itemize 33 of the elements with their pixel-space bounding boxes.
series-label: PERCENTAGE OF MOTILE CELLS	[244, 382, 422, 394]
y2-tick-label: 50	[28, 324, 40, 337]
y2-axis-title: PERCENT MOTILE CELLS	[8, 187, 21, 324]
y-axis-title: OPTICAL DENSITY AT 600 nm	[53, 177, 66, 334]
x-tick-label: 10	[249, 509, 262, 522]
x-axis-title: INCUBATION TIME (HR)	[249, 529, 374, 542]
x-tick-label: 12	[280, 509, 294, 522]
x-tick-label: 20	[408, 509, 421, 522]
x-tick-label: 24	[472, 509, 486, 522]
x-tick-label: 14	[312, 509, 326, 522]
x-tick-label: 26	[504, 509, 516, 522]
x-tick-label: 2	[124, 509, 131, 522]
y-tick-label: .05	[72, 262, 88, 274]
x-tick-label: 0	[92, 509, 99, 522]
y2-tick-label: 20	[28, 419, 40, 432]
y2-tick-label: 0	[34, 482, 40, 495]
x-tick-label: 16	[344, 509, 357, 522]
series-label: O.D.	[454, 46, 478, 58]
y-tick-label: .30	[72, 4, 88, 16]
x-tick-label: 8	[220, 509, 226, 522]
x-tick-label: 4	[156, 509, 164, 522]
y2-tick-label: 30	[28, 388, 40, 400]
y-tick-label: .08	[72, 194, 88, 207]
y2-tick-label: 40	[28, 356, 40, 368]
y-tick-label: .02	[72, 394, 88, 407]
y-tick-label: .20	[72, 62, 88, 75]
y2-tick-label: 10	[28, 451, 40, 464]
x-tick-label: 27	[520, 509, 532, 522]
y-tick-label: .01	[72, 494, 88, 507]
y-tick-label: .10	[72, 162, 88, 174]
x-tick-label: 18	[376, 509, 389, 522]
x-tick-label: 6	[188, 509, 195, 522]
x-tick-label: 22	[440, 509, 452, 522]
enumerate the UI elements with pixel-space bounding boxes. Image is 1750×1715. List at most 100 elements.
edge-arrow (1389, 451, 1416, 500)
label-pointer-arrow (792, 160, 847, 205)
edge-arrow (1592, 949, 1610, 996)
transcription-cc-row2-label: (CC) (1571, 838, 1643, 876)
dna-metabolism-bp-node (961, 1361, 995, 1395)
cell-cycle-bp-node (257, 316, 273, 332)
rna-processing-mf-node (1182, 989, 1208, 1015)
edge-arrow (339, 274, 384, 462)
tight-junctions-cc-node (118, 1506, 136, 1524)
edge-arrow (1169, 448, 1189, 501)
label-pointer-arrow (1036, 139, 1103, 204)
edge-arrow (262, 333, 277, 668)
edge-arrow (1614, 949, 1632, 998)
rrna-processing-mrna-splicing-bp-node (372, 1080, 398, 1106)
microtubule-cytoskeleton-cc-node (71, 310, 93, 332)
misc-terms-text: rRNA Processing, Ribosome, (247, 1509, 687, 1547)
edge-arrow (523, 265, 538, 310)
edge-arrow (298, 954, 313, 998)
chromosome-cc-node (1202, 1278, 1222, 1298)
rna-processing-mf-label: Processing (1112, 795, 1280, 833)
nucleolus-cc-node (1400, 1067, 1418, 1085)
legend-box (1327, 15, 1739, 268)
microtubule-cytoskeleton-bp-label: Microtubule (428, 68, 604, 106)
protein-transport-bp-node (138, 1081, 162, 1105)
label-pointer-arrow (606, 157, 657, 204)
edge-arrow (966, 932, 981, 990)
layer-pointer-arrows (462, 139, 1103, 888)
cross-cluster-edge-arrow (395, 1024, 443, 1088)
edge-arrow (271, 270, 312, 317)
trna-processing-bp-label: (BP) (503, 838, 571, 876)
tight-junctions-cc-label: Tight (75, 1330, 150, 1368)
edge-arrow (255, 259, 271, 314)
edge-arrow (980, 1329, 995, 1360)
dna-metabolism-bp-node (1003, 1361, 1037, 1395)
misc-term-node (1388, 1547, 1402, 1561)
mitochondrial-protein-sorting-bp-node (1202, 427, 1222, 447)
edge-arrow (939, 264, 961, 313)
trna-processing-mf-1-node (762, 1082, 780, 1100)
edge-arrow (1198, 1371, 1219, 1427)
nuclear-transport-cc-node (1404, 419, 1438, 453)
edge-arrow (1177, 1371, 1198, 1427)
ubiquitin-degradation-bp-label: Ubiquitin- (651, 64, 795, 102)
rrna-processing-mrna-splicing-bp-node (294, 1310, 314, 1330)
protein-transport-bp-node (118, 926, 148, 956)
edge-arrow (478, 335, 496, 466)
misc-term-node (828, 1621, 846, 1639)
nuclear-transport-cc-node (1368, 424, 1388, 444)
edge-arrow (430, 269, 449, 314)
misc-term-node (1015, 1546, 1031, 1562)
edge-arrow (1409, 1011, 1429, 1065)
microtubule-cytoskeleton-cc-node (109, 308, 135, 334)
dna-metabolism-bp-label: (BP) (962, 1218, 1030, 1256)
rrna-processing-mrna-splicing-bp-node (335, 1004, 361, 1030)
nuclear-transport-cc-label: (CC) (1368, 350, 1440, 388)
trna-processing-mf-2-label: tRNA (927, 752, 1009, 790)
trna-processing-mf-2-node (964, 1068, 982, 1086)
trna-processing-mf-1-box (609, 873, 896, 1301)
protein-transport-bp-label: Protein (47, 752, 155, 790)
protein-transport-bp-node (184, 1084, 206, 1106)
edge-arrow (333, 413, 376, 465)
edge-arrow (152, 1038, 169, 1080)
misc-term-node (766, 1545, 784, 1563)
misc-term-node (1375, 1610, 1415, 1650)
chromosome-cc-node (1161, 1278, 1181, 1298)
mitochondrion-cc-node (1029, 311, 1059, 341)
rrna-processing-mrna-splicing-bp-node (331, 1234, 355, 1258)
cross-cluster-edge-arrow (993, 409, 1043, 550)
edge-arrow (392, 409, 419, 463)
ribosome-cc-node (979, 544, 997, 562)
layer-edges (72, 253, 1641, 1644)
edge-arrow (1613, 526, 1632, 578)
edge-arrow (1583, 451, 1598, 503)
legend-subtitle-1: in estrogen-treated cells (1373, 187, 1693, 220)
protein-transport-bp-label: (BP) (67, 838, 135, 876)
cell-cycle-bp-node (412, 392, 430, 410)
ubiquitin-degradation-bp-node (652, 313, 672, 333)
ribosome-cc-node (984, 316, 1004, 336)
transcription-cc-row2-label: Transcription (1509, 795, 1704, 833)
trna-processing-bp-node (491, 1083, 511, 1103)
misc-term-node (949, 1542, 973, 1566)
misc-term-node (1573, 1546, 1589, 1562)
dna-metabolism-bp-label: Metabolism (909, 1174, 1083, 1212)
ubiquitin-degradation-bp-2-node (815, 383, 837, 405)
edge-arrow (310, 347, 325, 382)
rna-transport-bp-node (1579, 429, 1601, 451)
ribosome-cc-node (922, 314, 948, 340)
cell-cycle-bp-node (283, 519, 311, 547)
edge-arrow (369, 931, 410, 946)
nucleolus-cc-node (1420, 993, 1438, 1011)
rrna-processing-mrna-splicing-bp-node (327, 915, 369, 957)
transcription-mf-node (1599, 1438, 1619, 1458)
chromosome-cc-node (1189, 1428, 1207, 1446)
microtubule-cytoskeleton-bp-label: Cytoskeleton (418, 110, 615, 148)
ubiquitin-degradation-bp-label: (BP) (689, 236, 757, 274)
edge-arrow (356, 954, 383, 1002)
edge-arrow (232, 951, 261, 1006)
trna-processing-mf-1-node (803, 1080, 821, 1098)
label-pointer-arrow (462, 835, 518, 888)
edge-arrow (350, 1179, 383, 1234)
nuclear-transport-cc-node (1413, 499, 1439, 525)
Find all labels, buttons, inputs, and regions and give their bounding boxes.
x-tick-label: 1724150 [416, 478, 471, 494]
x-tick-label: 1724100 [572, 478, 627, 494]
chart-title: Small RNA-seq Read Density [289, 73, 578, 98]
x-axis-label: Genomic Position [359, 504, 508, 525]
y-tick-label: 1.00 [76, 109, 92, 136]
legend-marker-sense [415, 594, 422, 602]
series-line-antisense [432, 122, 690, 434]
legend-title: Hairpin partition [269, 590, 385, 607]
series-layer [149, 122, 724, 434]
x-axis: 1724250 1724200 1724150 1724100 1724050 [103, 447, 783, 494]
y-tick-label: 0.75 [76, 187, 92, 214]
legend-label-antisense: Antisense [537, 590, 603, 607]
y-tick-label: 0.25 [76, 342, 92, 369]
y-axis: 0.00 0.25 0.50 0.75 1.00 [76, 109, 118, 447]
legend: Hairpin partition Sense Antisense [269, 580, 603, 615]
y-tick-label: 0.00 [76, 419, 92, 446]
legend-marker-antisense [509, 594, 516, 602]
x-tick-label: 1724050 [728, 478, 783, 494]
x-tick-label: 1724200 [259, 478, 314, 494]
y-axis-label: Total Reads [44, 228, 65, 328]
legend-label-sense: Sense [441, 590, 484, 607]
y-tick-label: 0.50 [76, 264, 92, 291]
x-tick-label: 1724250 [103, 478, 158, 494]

-=-=-=-=-

## What is needed:
Say how many lines above contain "boxes", and give no words besides the number.

## Result of this task:
3